- **Work to complete**:
Copy all of the records below verbatim.

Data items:
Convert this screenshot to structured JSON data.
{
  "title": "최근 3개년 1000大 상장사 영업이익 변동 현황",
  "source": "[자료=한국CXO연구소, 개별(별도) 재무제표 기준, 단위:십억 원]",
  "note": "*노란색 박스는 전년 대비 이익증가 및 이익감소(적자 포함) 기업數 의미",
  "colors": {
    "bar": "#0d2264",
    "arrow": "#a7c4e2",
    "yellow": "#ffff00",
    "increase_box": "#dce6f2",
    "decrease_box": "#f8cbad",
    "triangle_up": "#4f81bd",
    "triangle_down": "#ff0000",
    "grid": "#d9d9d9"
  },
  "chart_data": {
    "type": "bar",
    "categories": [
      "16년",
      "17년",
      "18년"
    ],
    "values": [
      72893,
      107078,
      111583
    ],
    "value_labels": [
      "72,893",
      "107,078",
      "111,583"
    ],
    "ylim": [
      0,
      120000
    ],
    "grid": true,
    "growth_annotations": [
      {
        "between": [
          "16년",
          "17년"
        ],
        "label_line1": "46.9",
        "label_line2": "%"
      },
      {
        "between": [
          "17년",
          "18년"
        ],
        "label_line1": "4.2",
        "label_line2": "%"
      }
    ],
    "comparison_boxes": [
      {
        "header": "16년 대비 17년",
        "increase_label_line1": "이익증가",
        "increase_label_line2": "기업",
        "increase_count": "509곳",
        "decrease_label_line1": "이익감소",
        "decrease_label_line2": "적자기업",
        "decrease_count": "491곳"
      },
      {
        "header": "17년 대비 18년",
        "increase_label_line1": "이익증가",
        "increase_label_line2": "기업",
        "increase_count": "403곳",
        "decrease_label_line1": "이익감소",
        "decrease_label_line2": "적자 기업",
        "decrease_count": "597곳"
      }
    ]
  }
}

- **Written reply**:
Convert this screenshot to structured JSON data.
{
  "title": "최근 3개년 1000大 상장사 영업이익 변동 현황",
  "source": "[자료=한국CXO연구소, 개별(별도) 재무제표 기준, 단위:십억 원]",
  "note": "*노란색 박스는 전년 대비 이익증가 및 이익감소(적자 포함) 기업數 의미",
  "colors": {
    "bar": "#0d2264",
    "arrow": "#a7c4e2",
    "yellow": "#ffff00",
    "increase_box": "#dce6f2",
    "decrease_box": "#f8cbad",
    "triangle_up": "#4f81bd",
    "triangle_down": "#ff0000",
    "grid": "#d9d9d9"
  },
  "chart_data": {
    "type": "bar",
    "categories": [
      "16년",
      "17년",
      "18년"
    ],
    "values": [
      72893,
      107078,
      111583
    ],
    "value_labels": [
      "72,893",
      "107,078",
      "111,583"
    ],
    "ylim": [
      0,
      120000
    ],
    "grid": true,
    "growth_annotations": [
      {
        "between": [
          "16년",
          "17년"
        ],
        "label_line1": "46.9",
        "label_line2": "%"
      },
      {
        "between": [
          "17년",
          "18년"
        ],
        "label_line1": "4.2",
        "label_line2": "%"
      }
    ],
    "comparison_boxes": [
      {
        "header": "16년 대비 17년",
        "increase_label_line1": "이익증가",
        "increase_label_line2": "기업",
        "increase_count": "509곳",
        "decrease_label_line1": "이익감소",
        "decrease_label_line2": "적자기업",
        "decrease_count": "491곳"
      },
      {
        "header": "17년 대비 18년",
        "increase_label_line1": "이익증가",
        "increase_label_line2": "기업",
        "increase_count": "403곳",
        "decrease_label_line1": "이익감소",
        "decrease_label_line2": "적자 기업",
        "decrease_count": "597곳"
      }
    ]
  }
}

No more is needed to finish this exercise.